## BEGIN Information provided

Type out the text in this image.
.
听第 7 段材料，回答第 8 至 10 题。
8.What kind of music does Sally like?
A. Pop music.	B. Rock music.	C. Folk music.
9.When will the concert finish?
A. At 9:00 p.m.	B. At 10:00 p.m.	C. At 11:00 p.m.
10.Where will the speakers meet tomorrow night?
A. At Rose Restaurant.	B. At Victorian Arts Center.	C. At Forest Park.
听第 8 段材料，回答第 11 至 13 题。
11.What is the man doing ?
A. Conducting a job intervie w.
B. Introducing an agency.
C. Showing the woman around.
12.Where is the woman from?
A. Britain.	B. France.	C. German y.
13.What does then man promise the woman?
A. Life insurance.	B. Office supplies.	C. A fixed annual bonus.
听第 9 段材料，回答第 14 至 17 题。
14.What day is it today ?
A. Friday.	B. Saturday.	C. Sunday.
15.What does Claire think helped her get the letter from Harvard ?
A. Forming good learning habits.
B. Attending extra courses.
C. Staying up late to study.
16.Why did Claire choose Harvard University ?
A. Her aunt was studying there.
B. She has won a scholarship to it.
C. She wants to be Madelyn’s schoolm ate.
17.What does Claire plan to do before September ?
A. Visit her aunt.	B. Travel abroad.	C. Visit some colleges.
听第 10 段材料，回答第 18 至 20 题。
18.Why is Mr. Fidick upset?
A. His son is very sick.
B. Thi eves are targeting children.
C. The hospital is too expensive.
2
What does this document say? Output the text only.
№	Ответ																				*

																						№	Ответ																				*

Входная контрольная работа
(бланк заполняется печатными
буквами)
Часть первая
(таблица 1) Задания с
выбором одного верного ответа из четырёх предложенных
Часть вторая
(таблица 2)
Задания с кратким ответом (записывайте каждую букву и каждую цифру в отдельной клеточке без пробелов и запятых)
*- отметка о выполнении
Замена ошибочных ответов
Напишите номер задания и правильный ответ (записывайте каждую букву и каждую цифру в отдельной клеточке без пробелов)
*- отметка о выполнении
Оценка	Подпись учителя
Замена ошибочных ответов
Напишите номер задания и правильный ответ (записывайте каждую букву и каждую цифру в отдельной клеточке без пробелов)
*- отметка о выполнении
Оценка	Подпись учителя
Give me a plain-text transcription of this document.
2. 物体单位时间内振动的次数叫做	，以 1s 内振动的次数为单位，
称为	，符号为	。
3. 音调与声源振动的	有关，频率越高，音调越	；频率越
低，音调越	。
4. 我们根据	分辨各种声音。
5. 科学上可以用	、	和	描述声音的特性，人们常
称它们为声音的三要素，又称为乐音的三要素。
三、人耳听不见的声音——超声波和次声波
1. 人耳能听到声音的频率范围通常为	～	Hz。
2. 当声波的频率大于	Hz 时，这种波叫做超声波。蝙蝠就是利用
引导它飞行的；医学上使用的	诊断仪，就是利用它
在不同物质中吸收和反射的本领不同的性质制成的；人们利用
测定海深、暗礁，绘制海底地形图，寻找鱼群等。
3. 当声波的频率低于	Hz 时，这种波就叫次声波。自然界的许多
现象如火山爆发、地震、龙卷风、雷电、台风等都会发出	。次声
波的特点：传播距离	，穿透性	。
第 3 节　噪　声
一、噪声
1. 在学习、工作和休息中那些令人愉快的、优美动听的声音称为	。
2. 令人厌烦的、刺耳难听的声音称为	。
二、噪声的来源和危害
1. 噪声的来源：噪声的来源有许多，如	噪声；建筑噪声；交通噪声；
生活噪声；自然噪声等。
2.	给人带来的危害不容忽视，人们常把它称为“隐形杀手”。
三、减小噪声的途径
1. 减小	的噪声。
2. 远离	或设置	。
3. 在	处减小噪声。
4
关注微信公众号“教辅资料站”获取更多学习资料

## END Information provided

_Problem:_ Extract the listing in its entirety, matching it exactly.

_Result below:_
Type out the text in this image.
.
听第 7 段材料，回答第 8 至 10 题。
8.What kind of music does Sally like?
A. Pop music.	B. Rock music.	C. Folk music.
9.When will the concert finish?
A. At 9:00 p.m.	B. At 10:00 p.m.	C. At 11:00 p.m.
10.Where will the speakers meet tomorrow night?
A. At Rose Restaurant.	B. At Victorian Arts Center.	C. At Forest Park.
听第 8 段材料，回答第 11 至 13 题。
11.What is the man doing ?
A. Conducting a job intervie w.
B. Introducing an agency.
C. Showing the woman around.
12.Where is the woman from?
A. Britain.	B. France.	C. German y.
13.What does then man promise the woman?
A. Life insurance.	B. Office supplies.	C. A fixed annual bonus.
听第 9 段材料，回答第 14 至 17 题。
14.What day is it today ?
A. Friday.	B. Saturday.	C. Sunday.
15.What does Claire think helped her get the letter from Harvard ?
A. Forming good learning habits.
B. Attending extra courses.
C. Staying up late to study.
16.Why did Claire choose Harvard University ?
A. Her aunt was studying there.
B. She has won a scholarship to it.
C. She wants to be Madelyn’s schoolm ate.
17.What does Claire plan to do before September ?
A. Visit her aunt.	B. Travel abroad.	C. Visit some colleges.
听第 10 段材料，回答第 18 至 20 题。
18.Why is Mr. Fidick upset?
A. His son is very sick.
B. Thi eves are targeting children.
C. The hospital is too expensive.
2
What does this document say? Output the text only.
№	Ответ																				*

																						№	Ответ																				*

Входная контрольная работа
(бланк заполняется печатными
буквами)
Часть первая
(таблица 1) Задания с
выбором одного верного ответа из четырёх предложенных
Часть вторая
(таблица 2)
Задания с кратким ответом (записывайте каждую букву и каждую цифру в отдельной клеточке без пробелов и запятых)
*- отметка о выполнении
Замена ошибочных ответов
Напишите номер задания и правильный ответ (записывайте каждую букву и каждую цифру в отдельной клеточке без пробелов)
*- отметка о выполнении
Оценка	Подпись учителя
Замена ошибочных ответов
Напишите номер задания и правильный ответ (записывайте каждую букву и каждую цифру в отдельной клеточке без пробелов)
*- отметка о выполнении
Оценка	Подпись учителя
Give me a plain-text transcription of this document.
2. 物体单位时间内振动的次数叫做	，以 1s 内振动的次数为单位，
称为	，符号为	。
3. 音调与声源振动的	有关，频率越高，音调越	；频率越
低，音调越	。
4. 我们根据	分辨各种声音。
5. 科学上可以用	、	和	描述声音的特性，人们常
称它们为声音的三要素，又称为乐音的三要素。
三、人耳听不见的声音——超声波和次声波
1. 人耳能听到声音的频率范围通常为	～	Hz。
2. 当声波的频率大于	Hz 时，这种波叫做超声波。蝙蝠就是利用
引导它飞行的；医学上使用的	诊断仪，就是利用它
在不同物质中吸收和反射的本领不同的性质制成的；人们利用
测定海深、暗礁，绘制海底地形图，寻找鱼群等。
3. 当声波的频率低于	Hz 时，这种波就叫次声波。自然界的许多
现象如火山爆发、地震、龙卷风、雷电、台风等都会发出	。次声
波的特点：传播距离	，穿透性	。
第 3 节　噪　声
一、噪声
1. 在学习、工作和休息中那些令人愉快的、优美动听的声音称为	。
2. 令人厌烦的、刺耳难听的声音称为	。
二、噪声的来源和危害
1. 噪声的来源：噪声的来源有许多，如	噪声；建筑噪声；交通噪声；
生活噪声；自然噪声等。
2.	给人带来的危害不容忽视，人们常把它称为“隐形杀手”。
三、减小噪声的途径
1. 减小	的噪声。
2. 远离	或设置	。
3. 在	处减小噪声。
4
关注微信公众号“教辅资料站”获取更多学习资料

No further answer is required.